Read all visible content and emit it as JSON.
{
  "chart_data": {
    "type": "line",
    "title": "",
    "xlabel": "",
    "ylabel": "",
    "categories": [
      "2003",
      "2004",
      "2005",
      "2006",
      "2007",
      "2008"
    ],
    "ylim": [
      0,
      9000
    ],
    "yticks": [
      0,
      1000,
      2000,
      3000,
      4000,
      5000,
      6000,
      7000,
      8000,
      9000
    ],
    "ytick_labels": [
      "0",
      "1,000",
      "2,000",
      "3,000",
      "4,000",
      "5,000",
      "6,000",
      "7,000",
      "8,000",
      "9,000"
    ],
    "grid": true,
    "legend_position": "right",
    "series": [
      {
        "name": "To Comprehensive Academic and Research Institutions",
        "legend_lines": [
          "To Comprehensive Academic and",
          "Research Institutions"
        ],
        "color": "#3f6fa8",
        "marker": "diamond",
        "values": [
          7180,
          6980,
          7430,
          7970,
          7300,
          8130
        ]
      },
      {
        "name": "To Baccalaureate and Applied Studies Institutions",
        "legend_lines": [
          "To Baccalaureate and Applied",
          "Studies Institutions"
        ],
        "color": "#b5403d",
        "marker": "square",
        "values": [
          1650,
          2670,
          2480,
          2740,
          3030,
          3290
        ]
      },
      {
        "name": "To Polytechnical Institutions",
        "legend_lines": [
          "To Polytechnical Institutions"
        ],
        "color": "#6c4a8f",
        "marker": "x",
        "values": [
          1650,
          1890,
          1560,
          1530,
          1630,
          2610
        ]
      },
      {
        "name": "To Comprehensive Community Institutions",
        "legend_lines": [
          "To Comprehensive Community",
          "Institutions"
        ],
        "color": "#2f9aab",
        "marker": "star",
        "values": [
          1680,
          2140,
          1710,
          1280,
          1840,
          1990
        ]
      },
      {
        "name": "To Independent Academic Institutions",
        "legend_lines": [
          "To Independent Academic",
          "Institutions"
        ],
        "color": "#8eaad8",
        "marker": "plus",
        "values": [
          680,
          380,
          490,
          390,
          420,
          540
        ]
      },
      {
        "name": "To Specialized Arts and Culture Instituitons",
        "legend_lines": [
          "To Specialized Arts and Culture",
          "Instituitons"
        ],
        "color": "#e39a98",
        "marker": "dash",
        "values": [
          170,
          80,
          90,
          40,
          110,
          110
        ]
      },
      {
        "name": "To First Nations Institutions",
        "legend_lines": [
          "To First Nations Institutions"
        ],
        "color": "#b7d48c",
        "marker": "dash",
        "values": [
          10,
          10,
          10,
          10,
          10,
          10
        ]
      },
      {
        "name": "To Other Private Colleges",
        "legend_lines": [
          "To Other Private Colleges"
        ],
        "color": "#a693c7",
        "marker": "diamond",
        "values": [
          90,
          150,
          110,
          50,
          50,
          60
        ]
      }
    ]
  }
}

STATED TASK: Spot every line that holds "First" and copy it.

FINISHED ANSWER:
        "name": "To First Nations Institutions",
          "To First Nations Institutions"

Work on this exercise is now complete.